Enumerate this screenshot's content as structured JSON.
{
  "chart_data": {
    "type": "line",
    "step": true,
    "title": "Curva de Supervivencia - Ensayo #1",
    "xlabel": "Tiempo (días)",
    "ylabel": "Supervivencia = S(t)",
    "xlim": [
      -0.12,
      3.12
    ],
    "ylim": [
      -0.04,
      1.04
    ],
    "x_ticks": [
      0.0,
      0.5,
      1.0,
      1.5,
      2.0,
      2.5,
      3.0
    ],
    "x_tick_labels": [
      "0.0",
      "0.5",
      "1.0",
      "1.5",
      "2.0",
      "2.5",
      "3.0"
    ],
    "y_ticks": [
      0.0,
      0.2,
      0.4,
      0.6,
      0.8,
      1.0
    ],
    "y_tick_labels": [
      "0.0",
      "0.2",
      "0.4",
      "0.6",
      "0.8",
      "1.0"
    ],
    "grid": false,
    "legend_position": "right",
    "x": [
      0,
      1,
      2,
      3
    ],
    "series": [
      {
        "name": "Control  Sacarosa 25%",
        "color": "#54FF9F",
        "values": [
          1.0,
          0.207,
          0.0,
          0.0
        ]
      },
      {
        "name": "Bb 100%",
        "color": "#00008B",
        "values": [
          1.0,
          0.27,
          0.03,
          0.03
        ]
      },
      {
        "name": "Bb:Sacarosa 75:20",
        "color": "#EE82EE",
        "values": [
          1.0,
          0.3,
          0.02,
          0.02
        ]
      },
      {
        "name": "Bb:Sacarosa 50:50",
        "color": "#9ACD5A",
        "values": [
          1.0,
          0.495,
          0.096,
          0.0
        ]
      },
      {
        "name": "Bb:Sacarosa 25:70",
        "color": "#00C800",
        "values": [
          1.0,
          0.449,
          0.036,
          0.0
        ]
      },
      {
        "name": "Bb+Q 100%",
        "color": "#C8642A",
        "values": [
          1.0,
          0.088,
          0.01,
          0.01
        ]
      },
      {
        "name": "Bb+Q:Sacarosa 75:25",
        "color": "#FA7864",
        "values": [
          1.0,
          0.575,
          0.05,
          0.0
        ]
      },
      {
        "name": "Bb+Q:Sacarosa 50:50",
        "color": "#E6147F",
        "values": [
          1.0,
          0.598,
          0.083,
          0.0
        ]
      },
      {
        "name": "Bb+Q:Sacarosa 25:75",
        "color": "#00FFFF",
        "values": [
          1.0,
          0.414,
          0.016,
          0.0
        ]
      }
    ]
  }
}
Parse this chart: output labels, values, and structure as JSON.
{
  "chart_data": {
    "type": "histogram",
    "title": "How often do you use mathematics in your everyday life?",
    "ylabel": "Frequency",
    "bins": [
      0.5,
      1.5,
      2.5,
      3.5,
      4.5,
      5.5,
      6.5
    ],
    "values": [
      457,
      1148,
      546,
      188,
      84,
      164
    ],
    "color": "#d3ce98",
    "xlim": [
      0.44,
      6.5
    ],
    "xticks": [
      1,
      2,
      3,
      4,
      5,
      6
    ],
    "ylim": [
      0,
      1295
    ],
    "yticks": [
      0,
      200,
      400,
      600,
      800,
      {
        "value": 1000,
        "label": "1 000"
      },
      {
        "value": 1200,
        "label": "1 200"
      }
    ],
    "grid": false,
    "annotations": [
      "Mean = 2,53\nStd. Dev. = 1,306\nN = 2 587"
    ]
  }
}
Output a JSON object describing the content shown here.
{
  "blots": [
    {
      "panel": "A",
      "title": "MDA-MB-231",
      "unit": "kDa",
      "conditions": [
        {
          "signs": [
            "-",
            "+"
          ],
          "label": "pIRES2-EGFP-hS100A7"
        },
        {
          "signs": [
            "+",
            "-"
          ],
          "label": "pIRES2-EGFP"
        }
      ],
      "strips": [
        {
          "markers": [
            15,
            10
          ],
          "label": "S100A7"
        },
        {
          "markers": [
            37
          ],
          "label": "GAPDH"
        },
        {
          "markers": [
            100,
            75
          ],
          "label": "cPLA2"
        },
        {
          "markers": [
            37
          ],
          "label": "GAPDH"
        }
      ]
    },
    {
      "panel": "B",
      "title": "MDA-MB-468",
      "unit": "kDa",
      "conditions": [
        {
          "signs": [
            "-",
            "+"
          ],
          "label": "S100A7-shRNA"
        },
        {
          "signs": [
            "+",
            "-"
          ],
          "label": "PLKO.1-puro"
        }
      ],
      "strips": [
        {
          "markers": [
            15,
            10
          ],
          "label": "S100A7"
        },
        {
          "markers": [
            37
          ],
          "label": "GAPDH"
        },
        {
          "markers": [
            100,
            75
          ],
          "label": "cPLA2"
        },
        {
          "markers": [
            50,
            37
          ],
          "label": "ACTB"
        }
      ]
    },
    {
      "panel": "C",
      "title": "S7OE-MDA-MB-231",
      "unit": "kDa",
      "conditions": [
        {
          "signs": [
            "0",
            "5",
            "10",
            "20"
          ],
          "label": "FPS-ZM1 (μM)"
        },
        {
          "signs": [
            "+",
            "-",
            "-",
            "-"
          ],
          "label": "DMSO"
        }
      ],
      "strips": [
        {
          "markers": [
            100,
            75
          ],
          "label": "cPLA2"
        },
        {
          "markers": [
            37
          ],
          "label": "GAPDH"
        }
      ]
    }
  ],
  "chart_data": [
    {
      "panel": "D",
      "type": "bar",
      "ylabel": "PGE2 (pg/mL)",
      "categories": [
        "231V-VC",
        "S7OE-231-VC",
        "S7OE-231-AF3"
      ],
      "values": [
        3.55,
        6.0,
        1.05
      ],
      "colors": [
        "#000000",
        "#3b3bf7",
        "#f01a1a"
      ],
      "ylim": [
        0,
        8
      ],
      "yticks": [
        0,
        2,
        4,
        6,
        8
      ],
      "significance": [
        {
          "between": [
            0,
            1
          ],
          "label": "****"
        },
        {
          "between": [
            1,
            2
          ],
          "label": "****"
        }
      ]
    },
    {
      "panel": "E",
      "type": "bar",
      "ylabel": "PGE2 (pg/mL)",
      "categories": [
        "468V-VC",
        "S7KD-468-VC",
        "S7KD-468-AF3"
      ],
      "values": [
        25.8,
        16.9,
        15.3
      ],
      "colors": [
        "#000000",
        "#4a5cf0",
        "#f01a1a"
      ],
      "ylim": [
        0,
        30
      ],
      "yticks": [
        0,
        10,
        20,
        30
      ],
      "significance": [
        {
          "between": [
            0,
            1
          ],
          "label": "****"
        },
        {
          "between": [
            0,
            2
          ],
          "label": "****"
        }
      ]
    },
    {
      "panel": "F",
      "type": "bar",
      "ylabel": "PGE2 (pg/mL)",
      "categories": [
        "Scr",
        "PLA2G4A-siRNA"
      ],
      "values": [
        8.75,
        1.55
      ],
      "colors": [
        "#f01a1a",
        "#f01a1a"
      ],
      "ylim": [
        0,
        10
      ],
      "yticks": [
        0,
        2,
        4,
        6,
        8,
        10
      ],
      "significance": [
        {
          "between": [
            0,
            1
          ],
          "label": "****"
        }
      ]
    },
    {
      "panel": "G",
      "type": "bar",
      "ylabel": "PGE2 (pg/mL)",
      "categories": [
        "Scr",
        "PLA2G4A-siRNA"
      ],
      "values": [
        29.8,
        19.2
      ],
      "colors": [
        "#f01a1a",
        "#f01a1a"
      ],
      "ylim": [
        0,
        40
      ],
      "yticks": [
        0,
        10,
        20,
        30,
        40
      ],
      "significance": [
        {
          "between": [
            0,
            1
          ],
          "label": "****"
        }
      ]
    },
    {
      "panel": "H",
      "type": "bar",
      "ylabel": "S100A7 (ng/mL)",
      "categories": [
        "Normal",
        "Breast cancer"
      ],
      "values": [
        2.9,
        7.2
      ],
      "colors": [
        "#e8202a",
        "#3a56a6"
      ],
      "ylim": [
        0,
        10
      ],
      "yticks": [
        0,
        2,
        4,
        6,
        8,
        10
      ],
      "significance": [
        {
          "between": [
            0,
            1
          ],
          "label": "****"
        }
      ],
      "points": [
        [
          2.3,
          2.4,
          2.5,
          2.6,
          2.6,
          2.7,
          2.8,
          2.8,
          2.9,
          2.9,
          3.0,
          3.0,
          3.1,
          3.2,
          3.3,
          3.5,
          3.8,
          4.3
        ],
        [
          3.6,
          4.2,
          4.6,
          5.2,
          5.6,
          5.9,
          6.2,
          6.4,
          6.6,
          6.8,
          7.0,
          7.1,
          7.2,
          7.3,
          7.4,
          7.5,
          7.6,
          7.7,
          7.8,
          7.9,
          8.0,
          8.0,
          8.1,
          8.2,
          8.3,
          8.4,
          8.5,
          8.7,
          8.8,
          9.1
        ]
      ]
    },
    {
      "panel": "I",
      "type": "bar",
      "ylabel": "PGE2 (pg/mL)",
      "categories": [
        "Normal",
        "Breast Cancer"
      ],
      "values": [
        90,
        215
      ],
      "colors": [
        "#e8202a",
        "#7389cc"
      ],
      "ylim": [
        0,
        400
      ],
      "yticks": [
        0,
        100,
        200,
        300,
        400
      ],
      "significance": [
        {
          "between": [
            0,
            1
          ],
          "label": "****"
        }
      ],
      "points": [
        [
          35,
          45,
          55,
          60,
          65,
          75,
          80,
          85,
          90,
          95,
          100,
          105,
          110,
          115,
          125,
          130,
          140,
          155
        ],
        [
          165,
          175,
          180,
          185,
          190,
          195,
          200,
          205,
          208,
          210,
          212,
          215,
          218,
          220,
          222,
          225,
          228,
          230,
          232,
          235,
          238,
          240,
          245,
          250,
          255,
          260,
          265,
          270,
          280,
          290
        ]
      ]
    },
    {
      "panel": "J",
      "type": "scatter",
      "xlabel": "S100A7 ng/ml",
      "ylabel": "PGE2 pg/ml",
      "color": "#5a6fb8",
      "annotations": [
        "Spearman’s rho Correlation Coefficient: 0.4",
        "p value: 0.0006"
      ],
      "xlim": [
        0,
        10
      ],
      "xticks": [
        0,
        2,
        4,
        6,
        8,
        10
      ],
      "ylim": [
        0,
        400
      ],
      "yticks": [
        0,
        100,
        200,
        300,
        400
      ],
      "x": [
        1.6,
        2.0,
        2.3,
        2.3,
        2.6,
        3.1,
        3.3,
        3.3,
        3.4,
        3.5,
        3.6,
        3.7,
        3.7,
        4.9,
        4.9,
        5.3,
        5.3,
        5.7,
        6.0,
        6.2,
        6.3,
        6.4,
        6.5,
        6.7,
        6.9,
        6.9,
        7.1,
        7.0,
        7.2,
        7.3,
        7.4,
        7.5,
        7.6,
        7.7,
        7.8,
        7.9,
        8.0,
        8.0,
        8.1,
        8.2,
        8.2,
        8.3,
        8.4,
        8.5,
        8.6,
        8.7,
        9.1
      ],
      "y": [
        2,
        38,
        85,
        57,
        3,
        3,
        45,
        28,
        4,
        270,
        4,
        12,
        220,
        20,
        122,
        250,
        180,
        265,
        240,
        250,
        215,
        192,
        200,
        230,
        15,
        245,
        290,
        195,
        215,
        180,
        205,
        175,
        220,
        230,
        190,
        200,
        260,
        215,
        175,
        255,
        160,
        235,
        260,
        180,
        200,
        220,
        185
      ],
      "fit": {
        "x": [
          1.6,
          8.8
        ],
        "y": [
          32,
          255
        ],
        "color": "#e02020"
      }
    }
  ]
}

※

> TASK GOAL: Where a line of the entries contains the word "name", copy that line.

> SOLUTION FOR THIS TASK:
        "name": "Control  Sacarosa 25%",
        "name": "Bb 100%",
        "name": "Bb:Sacarosa 75:20",
        "name": "Bb:Sacarosa 50:50",
        "name": "Bb:Sacarosa 25:70",
        "name": "Bb+Q 100%",
        "name": "Bb+Q:Sacarosa 75:25",
        "name": "Bb+Q:Sacarosa 50:50",
        "name": "Bb+Q:Sacarosa 25:75",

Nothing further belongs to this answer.